WHAT IS NEEDED:
How many lines of these records hold the string "сети"? Reply with the number alone.

THE RECORDS:
- - - - - - -

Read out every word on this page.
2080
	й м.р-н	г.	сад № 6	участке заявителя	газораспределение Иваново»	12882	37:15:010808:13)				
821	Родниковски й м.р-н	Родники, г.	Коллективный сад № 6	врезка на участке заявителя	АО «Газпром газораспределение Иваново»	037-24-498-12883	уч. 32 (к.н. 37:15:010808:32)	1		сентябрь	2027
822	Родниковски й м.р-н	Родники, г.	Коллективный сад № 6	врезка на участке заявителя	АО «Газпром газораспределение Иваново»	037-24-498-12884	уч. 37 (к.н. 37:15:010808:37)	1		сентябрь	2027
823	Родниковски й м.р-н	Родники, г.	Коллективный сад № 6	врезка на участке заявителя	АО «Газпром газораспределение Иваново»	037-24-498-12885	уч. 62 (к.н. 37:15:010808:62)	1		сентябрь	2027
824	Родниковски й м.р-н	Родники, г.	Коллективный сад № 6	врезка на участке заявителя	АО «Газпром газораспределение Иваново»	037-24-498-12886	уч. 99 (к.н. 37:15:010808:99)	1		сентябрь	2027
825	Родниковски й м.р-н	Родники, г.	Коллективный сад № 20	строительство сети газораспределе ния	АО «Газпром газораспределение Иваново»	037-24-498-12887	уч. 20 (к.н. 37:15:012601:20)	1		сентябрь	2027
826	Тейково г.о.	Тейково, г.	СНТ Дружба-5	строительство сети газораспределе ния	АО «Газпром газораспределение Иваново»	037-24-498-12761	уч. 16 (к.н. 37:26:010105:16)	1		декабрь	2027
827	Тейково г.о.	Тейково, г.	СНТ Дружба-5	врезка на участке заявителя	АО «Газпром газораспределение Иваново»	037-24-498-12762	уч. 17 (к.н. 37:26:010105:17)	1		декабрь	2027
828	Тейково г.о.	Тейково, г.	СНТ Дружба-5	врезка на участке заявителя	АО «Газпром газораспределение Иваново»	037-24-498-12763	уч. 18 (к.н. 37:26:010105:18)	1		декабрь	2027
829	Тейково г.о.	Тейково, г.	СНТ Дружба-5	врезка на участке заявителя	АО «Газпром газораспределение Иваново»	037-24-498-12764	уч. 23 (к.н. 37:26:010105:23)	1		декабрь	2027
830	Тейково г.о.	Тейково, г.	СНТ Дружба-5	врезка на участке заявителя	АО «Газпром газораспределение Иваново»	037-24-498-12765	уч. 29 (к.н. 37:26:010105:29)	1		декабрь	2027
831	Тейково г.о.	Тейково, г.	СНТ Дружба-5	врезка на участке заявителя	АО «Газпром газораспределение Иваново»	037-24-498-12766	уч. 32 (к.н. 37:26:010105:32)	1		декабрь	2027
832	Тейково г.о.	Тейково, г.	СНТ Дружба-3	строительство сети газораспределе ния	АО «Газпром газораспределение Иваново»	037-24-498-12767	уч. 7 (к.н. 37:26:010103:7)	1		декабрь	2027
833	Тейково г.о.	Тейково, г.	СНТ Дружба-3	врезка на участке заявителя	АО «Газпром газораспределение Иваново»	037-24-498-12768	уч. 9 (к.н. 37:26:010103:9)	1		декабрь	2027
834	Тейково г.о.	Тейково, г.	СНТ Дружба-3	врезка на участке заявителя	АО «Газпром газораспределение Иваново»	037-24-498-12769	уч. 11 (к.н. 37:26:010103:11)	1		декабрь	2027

- - - - - - -

PROBLEM SOLUTION:
3